▶ [List of tasks]
**a.** According to the excerpt on French-Canadian explorers, why has the history of the explorers known as "les Canadiens" been largely buried or confined to Quebec?
**b.** In the excerpt on French-Canadian explorers, where and on what date was the historic picnic held?
**c.** List every city that the excerpt on French-Canadian explorers names as having grown from settlements founded by "les Canadiens."

▶ [Source extract]
— start —

Historian Robert Foxcurran unrolled a map that show how far early French explorers travelled and settled, part of an overlooked period of history. He was a featured speaker at the historic picnic held outside Michaud House in Langley City on Sunday, July 31. (Dan Ferguson/Langley Advance Times)
Historian Robert Foxcurran unrolled a map that show how far early French explorers travelled and settled, part of an overlooked period of history. He was a featured speaker at the historic picnic held outside Michaud House in Langley City on Sunday, July 31. (Dan Ferguson/Langley Advance Times)

Foxcurran is co-author of “Songs Upon the Rivers: The Buried History of the French-Speaking Canadiens and Métis from the Great Lakes and the Mississippi across to the Pacific,” which points out that long before names like Davy Crocket and Daniel Boone became engraved in history, French-Canadian explorers had pushed far west and north, intermarrying with indigenous peoples, and establishing trade and kin networks across the continent.

READ ALSO: Area’s French heritage in spotlight at Langley picnic

“It was a multicultural, multilingual advance,” Foxcurrant described, with the explorers known as “les Canadiens” founding settlements that would become cities — Detroit, Saint Louis, and New Orleans.

Most of the lands where they settled became American territory.

“A very large percentage ended up in the U.S.” after the borders were drawn to divide the western terriorioes, Foxcurran explained.

As a result, their history has been largely buried or relegated to local lore or confined to Quebec, he said.

— end —

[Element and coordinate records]
— start —

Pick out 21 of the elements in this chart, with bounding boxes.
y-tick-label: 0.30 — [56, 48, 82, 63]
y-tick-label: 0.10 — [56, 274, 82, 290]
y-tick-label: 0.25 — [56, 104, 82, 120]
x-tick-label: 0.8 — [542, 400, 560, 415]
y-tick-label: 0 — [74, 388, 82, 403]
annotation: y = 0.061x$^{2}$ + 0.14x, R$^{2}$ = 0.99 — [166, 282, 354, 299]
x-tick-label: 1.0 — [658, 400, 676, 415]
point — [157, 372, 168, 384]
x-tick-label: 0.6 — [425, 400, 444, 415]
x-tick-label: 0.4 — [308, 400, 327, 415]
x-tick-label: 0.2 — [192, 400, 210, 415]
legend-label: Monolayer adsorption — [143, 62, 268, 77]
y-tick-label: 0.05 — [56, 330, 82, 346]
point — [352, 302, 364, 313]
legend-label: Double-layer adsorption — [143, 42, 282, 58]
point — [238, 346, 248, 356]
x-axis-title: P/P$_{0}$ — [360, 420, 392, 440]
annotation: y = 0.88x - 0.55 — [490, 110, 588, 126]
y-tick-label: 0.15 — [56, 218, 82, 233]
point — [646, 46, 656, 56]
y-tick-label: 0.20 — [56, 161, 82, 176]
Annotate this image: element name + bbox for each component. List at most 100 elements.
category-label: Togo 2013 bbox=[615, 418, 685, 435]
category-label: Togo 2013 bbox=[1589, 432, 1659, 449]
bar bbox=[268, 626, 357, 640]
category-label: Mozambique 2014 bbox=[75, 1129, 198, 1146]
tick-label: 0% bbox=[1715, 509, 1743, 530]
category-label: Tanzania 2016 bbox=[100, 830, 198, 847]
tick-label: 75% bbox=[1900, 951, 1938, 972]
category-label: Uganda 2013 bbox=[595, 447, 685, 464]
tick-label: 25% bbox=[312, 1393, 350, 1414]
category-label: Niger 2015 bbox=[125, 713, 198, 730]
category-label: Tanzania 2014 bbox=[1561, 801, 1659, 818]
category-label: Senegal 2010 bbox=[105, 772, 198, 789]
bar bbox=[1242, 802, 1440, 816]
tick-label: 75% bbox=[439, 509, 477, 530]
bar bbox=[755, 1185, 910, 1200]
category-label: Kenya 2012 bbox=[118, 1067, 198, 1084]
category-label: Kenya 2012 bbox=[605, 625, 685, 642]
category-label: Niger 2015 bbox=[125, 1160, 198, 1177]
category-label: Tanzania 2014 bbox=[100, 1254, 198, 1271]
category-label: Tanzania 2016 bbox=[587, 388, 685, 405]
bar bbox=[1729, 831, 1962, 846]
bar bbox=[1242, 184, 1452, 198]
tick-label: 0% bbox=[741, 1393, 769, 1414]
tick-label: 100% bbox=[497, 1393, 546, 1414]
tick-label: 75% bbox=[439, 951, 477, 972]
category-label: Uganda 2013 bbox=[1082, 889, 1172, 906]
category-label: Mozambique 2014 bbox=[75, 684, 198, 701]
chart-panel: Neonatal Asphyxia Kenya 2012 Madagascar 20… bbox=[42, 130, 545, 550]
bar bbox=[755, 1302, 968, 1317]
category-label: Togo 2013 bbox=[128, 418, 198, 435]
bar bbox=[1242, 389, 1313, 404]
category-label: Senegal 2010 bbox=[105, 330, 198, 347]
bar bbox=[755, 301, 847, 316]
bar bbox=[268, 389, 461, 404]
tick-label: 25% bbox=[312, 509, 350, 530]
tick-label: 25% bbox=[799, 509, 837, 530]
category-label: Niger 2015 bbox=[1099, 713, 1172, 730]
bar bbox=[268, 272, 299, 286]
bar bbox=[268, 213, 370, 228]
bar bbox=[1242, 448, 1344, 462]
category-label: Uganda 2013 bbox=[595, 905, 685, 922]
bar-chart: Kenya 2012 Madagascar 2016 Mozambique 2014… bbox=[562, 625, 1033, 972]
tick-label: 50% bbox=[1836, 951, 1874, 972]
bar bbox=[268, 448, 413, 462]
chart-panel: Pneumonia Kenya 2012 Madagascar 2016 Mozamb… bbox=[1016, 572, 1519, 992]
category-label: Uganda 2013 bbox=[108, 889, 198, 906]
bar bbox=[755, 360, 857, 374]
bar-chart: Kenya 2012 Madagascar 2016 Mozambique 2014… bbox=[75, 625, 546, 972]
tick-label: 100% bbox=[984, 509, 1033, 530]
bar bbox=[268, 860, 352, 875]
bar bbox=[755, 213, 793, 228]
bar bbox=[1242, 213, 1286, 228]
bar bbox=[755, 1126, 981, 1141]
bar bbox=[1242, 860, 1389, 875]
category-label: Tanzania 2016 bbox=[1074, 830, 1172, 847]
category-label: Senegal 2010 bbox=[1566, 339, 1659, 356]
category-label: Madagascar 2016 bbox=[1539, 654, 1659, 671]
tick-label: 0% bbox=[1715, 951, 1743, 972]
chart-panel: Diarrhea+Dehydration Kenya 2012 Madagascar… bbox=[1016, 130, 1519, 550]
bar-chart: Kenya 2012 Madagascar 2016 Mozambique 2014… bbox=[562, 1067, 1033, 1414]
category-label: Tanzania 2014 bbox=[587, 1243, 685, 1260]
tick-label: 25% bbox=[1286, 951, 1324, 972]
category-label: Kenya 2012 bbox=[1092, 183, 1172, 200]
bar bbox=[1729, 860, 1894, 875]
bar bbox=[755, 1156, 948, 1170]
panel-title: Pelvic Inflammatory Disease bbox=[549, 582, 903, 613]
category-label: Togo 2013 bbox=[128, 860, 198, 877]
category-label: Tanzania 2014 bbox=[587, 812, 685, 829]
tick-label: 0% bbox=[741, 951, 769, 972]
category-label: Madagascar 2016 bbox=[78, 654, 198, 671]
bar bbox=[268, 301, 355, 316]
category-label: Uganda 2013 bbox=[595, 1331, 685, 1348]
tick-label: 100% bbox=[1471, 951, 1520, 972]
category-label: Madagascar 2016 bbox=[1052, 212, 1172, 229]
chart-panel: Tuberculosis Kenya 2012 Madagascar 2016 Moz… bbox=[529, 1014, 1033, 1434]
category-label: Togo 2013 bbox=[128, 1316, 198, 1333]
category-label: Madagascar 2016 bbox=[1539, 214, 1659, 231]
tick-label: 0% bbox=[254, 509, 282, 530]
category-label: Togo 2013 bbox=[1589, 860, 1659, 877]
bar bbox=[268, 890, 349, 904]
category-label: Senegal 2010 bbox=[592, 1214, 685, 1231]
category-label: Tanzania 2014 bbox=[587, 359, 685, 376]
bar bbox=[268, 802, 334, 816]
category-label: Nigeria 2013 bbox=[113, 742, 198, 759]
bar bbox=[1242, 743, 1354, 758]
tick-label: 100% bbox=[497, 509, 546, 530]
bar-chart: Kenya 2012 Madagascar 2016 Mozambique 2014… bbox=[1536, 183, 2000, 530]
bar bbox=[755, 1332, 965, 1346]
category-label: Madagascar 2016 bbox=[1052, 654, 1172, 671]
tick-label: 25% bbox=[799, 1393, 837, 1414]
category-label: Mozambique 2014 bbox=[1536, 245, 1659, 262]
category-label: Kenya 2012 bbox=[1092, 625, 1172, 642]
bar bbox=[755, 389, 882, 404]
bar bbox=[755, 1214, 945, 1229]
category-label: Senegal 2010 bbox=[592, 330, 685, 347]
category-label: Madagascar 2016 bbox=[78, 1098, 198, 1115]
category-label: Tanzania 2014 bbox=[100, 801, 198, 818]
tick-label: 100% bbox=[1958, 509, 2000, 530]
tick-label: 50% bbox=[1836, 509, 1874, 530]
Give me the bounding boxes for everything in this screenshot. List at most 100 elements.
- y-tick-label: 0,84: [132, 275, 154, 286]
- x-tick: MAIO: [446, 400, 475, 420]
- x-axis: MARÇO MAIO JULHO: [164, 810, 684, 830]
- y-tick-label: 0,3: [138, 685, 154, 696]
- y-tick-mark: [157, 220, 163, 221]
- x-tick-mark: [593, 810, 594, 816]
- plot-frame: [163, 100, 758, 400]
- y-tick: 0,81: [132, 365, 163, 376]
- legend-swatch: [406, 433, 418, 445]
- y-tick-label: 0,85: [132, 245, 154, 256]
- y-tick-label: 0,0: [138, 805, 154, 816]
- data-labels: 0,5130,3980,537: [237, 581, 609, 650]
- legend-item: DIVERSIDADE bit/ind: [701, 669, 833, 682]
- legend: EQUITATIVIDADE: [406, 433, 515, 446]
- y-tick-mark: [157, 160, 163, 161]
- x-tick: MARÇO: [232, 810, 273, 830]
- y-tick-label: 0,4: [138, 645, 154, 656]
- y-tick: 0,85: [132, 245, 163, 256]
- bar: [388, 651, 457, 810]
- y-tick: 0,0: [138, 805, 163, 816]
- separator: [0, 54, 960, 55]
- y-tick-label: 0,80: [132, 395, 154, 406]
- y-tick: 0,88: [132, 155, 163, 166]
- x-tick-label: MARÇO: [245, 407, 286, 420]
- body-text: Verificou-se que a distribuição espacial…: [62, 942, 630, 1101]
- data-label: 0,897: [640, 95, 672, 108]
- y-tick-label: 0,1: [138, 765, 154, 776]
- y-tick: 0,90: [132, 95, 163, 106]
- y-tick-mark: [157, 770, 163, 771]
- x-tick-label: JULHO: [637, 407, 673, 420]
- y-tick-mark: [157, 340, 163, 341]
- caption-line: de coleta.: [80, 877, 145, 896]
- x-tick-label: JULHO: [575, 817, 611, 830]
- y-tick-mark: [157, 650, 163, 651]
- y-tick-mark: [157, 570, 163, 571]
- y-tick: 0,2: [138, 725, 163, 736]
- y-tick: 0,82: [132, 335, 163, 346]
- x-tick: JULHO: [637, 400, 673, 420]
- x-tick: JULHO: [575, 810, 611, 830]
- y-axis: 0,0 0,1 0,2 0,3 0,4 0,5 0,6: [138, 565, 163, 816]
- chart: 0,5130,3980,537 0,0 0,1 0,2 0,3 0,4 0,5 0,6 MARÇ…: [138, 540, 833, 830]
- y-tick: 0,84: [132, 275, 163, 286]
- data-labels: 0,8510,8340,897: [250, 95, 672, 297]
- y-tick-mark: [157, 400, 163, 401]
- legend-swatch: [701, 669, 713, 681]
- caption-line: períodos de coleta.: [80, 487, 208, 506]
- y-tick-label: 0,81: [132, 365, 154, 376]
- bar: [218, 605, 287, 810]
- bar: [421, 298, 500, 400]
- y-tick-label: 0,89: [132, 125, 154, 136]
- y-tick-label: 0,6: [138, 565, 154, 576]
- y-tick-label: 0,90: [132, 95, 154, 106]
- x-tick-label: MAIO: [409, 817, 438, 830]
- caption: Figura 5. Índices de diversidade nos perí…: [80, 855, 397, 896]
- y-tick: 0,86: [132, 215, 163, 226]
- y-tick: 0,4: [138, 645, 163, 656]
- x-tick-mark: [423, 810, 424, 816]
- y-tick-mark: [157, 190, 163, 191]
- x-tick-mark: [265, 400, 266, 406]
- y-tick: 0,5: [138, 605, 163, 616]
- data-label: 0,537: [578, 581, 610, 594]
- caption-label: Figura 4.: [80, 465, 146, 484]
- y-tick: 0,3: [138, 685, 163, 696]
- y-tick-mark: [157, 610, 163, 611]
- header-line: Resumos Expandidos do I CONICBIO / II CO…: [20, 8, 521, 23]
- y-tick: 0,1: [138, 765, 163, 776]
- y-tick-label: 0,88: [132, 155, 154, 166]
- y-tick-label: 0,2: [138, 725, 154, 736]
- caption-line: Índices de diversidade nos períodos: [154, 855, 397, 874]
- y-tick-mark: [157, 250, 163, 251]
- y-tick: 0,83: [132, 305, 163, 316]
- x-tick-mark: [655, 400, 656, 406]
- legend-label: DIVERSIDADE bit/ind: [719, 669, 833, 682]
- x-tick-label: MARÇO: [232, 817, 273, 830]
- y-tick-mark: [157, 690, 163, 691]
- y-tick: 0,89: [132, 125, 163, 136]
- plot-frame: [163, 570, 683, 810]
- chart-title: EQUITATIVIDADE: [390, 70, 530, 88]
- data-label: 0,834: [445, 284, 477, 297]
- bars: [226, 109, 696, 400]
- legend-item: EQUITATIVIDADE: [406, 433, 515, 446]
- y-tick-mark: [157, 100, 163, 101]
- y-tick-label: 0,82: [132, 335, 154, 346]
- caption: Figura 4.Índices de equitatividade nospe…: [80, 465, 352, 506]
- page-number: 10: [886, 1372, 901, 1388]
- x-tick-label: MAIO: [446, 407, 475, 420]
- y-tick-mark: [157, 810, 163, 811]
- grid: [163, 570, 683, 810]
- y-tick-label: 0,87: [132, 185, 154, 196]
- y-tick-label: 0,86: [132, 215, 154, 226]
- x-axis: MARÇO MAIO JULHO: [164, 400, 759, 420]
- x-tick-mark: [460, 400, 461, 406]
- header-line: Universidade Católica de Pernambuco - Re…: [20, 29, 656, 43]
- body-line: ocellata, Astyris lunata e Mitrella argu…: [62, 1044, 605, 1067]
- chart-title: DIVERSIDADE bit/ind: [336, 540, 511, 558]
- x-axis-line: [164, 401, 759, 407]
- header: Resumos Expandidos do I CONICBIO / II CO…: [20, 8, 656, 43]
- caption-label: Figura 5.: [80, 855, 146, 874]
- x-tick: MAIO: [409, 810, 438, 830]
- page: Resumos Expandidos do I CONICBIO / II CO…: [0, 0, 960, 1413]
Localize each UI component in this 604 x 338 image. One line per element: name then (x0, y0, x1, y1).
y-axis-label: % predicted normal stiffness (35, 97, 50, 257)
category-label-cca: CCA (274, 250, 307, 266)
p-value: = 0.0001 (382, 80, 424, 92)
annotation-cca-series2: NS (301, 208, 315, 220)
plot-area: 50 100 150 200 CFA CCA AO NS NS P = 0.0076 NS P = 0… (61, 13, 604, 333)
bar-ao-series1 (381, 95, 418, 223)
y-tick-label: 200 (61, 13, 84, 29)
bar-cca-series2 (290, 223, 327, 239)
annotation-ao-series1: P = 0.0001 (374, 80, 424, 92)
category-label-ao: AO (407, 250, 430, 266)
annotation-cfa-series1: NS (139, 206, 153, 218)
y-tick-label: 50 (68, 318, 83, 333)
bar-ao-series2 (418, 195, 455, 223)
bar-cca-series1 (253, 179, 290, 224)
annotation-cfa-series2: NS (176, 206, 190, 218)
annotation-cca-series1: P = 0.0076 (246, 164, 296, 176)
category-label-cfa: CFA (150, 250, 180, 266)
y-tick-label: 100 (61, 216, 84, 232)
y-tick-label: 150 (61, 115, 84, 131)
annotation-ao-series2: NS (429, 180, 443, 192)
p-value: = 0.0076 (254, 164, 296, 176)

— end —

▶ [The results]
**a.** Most of the lands where they settled became American territory. A very large percentage ended up in the U.S. once borders were drawn to divide the western territories, so their history was largely buried, relegated to local lore or confined to Quebec.

**b.** It was held outside Michaud House in Langley City on Sunday, July 31.

**c.** Detroit, Saint Louis, New Orleans